Dataset items:

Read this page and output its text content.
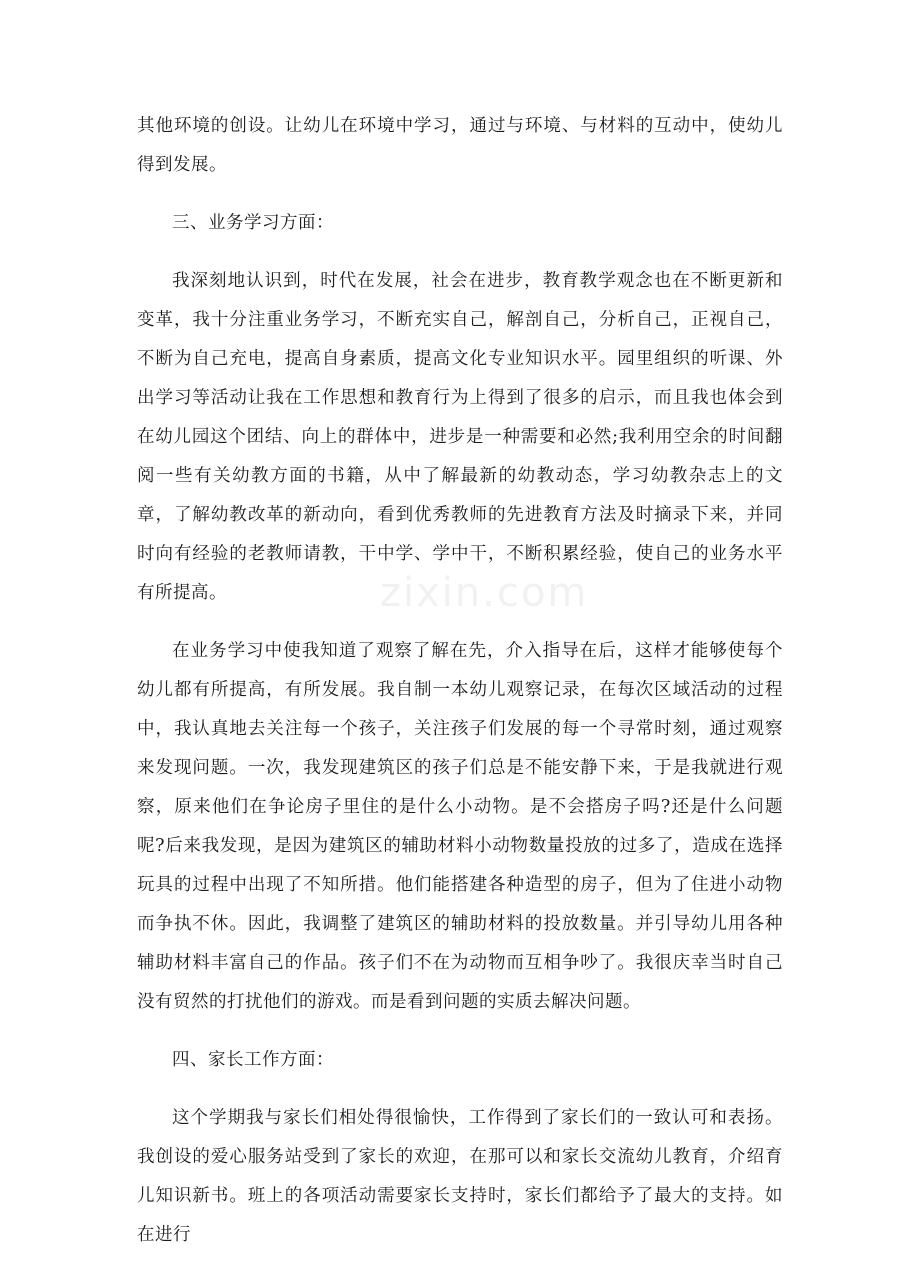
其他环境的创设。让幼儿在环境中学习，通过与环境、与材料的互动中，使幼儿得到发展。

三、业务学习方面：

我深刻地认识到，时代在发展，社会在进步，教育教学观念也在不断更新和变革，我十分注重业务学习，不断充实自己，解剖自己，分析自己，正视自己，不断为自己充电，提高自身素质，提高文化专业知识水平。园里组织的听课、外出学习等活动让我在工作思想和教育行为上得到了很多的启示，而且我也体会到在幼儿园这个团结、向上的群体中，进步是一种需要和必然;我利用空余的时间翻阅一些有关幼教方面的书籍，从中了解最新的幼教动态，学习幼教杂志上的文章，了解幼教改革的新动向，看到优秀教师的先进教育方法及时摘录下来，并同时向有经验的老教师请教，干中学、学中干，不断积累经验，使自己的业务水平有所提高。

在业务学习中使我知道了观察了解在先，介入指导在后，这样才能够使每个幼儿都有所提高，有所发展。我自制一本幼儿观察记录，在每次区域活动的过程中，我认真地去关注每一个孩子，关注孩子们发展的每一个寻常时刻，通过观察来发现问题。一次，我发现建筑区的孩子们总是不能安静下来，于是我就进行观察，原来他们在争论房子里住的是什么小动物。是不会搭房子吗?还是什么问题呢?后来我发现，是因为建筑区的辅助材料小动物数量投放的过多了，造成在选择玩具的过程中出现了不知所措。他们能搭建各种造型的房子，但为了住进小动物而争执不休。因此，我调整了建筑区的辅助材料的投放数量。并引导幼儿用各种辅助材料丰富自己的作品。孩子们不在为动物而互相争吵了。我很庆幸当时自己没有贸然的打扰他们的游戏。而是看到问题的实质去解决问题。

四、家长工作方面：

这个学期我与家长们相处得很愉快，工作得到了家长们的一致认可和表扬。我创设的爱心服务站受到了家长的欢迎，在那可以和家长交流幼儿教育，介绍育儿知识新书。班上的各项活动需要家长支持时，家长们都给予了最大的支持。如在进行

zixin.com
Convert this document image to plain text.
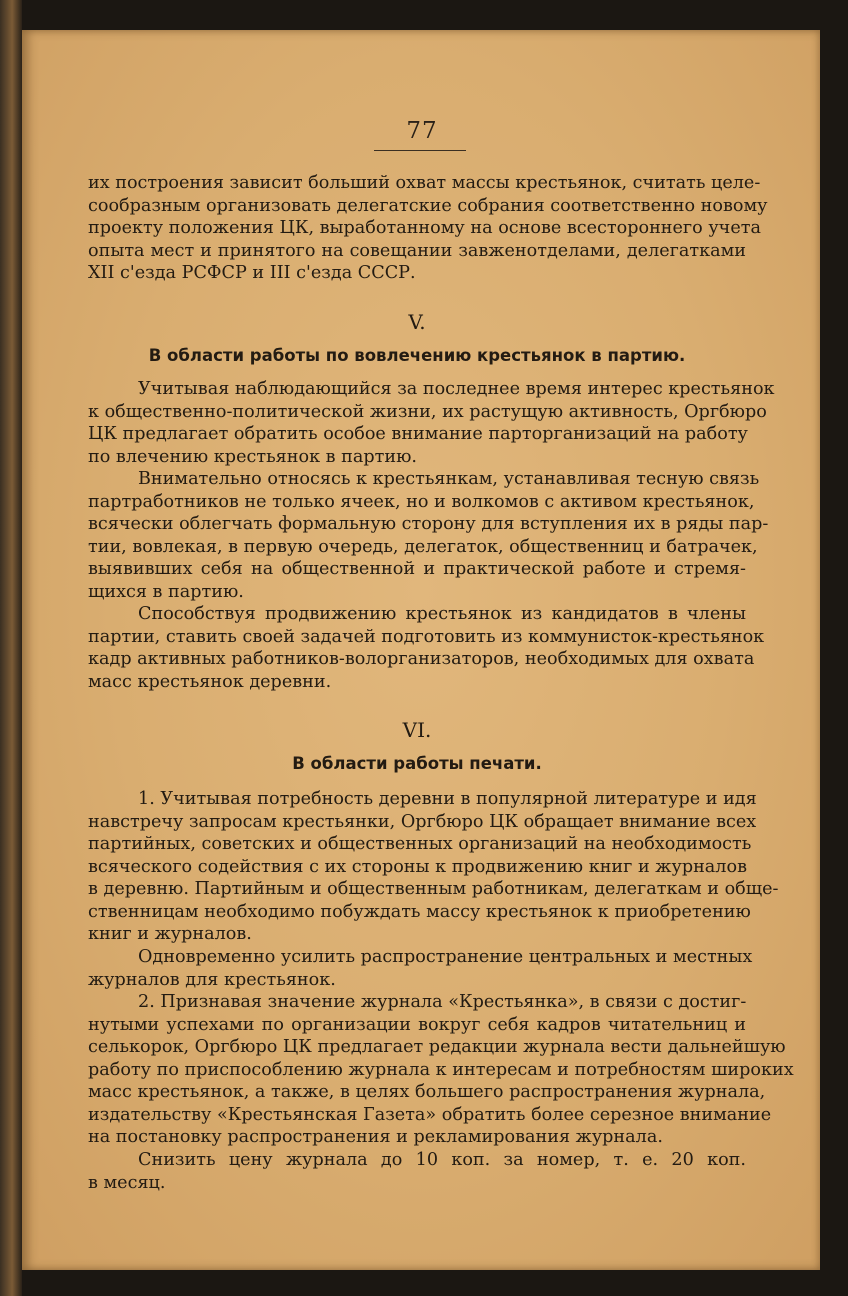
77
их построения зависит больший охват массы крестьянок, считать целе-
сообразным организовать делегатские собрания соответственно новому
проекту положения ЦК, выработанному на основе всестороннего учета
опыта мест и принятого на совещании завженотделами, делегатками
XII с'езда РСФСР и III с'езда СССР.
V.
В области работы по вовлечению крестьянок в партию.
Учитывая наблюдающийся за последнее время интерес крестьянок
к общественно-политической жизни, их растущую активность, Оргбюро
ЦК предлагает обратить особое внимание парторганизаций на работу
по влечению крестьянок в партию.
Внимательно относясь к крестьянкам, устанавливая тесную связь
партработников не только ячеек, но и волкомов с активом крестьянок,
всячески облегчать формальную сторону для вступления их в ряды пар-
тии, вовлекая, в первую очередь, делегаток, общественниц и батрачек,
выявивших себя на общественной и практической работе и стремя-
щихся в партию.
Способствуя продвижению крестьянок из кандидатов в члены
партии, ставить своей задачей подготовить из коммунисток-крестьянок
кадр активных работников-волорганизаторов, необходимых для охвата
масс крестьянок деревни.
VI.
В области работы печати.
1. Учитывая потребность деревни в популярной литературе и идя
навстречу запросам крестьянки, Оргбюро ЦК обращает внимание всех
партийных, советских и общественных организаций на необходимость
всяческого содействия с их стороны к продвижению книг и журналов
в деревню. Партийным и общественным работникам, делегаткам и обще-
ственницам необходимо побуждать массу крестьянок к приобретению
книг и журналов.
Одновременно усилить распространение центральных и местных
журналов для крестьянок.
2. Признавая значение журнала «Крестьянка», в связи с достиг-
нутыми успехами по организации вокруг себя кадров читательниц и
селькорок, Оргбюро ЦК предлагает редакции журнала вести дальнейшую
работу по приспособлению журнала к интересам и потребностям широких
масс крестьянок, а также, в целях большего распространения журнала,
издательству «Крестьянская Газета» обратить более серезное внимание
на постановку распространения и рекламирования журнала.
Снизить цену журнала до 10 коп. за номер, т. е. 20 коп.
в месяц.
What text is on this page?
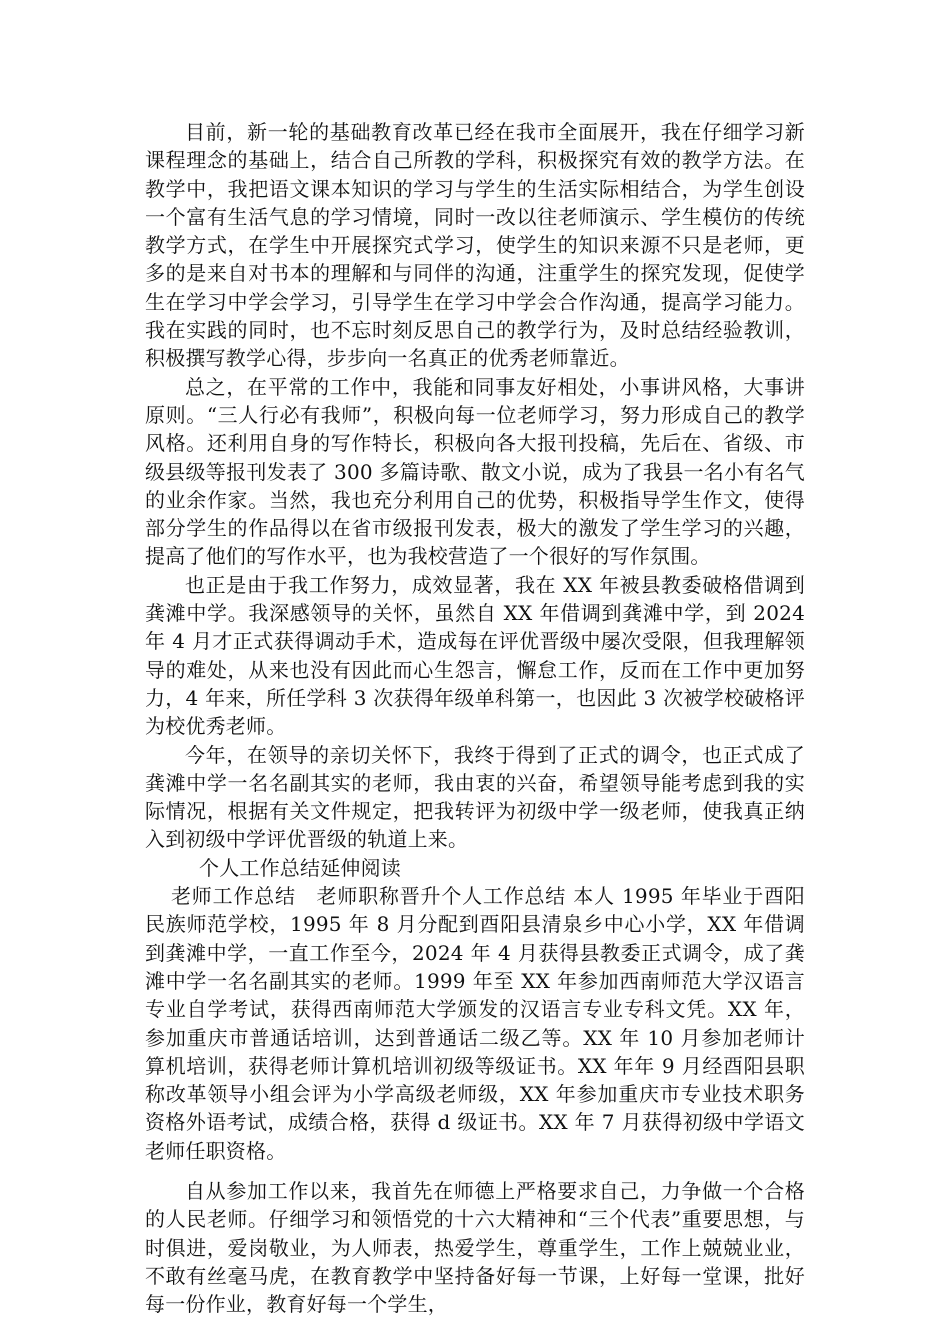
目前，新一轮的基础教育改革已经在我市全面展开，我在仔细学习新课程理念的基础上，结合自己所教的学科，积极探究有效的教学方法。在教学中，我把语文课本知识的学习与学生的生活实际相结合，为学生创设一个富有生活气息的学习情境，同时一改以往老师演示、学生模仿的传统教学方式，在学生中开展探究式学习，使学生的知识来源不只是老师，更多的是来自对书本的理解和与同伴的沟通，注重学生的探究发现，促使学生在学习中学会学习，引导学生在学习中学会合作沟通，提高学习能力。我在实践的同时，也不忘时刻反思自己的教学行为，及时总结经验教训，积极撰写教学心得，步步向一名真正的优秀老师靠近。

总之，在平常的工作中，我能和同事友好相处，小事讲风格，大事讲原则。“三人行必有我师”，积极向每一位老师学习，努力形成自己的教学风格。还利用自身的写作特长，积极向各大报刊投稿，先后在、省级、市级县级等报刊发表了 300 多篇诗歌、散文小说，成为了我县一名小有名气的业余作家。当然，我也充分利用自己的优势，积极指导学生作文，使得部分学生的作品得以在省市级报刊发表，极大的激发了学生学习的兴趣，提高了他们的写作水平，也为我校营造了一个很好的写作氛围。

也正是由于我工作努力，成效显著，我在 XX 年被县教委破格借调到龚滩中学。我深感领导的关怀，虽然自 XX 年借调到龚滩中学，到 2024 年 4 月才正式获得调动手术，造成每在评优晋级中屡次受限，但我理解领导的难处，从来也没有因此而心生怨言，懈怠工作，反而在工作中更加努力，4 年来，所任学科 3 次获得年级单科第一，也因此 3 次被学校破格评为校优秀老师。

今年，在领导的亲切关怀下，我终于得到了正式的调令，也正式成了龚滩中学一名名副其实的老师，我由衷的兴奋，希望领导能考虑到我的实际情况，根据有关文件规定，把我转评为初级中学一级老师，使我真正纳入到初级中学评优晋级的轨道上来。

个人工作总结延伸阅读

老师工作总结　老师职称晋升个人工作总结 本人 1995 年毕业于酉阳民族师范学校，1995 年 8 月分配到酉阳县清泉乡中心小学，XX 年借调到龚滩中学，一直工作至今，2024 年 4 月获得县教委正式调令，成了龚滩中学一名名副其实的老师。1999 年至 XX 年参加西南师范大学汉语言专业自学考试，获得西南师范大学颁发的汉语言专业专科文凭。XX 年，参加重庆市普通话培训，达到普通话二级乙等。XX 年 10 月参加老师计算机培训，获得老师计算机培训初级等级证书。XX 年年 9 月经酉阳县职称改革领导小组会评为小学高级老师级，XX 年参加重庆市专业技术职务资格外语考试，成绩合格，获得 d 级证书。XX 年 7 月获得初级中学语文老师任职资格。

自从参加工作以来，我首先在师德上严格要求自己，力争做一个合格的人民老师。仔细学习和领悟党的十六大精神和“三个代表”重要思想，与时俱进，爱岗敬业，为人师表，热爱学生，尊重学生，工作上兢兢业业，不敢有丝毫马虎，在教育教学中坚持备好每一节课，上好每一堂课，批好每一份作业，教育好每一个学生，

Exercise goal:
From the entries above, select each line containing the string "распространения".

Task output:
масс крестьянок, а также, в целях большего распространения журнала,
на постановку распространения и рекламирования журнала.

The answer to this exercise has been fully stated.